Keep only those lines of the records that include the string "Search".
--------------------------------------------------
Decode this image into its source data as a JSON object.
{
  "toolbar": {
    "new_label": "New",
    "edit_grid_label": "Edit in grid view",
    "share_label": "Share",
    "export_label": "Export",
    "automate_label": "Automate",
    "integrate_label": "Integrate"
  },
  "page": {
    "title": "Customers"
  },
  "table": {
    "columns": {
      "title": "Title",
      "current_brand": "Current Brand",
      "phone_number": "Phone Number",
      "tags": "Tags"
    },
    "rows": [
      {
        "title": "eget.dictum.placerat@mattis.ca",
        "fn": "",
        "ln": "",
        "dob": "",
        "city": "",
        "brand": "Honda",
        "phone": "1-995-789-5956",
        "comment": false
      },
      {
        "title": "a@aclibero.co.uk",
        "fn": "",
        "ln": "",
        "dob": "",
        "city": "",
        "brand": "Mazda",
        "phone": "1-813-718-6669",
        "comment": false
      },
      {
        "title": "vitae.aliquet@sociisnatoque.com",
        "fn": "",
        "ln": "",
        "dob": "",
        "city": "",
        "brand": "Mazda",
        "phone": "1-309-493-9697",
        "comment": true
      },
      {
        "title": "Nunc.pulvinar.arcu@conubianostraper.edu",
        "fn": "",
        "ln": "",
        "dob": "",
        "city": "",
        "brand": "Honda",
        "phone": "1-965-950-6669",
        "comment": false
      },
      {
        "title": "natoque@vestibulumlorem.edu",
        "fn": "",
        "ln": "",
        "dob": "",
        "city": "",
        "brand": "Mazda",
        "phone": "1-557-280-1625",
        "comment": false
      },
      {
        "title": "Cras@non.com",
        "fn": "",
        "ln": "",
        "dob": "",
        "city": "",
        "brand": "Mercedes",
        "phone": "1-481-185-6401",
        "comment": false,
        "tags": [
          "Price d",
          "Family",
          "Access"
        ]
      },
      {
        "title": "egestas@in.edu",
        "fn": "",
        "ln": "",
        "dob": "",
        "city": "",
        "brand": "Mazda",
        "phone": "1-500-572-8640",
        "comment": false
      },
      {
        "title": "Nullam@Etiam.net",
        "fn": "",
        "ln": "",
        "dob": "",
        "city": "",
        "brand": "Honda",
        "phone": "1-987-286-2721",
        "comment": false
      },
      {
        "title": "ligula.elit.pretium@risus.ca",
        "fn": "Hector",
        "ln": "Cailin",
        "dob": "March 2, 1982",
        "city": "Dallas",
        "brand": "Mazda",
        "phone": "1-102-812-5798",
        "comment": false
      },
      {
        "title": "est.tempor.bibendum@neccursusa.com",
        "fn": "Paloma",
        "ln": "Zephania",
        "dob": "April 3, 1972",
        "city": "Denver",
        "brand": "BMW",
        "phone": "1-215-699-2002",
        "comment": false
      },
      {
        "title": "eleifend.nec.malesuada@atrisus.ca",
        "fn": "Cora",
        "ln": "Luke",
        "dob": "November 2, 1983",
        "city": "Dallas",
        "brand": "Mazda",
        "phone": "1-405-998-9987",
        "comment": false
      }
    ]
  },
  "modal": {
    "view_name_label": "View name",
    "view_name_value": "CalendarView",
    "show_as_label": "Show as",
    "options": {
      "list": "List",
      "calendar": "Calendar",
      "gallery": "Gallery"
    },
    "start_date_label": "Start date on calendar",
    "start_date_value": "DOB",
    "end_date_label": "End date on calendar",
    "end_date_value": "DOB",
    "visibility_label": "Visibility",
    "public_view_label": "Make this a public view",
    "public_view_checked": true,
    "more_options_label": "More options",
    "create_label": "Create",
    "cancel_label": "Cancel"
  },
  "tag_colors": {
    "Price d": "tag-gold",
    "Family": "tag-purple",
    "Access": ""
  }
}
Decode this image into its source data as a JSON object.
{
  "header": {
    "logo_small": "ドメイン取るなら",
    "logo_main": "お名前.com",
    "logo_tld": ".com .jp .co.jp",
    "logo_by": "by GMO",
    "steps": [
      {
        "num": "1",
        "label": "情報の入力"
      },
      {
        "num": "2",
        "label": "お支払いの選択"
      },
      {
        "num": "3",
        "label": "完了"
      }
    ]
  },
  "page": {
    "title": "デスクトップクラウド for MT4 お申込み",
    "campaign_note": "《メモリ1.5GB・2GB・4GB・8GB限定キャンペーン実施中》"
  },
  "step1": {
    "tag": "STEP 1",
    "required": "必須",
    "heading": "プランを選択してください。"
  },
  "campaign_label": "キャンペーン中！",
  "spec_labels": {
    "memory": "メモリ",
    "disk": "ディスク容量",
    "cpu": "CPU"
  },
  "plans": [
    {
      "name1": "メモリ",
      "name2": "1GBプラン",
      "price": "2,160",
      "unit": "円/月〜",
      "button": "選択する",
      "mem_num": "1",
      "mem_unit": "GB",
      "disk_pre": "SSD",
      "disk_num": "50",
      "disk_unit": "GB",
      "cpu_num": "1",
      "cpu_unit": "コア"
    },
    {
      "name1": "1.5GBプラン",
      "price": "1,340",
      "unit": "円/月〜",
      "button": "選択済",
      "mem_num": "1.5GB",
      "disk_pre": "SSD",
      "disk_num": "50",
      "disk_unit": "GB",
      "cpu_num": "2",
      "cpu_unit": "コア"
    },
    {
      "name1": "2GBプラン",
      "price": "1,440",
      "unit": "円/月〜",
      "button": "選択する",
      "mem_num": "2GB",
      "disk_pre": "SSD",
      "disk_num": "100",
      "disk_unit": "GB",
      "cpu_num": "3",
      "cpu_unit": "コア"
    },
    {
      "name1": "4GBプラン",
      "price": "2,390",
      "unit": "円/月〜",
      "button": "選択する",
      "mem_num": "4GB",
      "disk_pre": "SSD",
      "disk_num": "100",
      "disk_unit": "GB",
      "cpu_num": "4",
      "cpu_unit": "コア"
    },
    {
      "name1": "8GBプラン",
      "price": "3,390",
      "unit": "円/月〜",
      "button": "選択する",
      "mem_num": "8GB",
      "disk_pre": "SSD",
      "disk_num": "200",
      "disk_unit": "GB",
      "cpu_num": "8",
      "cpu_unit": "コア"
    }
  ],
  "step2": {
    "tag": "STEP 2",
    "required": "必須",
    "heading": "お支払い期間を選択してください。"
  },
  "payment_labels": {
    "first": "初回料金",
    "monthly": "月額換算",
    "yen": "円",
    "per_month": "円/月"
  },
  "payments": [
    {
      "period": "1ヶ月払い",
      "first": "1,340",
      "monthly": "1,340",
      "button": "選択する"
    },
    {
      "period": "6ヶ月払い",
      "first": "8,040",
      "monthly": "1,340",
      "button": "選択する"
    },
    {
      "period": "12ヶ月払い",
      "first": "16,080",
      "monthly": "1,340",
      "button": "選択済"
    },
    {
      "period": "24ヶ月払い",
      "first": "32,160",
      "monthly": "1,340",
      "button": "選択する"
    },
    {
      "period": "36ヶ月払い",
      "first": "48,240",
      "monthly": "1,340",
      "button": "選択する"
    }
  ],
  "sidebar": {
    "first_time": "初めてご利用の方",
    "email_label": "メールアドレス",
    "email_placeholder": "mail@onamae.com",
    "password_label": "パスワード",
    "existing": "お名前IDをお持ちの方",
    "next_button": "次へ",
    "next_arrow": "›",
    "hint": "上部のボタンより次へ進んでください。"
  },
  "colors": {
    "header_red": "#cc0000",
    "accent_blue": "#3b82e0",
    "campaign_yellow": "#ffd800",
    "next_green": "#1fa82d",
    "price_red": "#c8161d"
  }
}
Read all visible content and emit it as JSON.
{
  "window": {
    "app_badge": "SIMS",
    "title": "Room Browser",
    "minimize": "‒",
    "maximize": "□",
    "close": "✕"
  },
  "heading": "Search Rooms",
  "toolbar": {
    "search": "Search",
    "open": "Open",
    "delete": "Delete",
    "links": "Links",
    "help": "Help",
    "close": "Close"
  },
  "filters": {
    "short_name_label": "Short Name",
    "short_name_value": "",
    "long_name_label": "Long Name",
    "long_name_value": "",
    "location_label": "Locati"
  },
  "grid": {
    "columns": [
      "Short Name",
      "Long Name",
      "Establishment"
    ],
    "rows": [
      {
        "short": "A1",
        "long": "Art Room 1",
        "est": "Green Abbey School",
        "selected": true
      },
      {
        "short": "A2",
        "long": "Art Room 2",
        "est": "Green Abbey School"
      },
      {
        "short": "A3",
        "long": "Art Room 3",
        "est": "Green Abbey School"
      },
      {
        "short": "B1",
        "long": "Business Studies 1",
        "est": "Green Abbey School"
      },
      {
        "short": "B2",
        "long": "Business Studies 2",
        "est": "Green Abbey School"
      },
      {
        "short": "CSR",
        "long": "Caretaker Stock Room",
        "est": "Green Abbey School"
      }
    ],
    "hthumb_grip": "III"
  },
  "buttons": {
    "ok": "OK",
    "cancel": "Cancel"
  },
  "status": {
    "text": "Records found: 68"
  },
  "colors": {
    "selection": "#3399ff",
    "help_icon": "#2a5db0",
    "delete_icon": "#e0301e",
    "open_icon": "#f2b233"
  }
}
--------------------------------------------------
### The result
  "heading": "Search Rooms",
    "search": "Search",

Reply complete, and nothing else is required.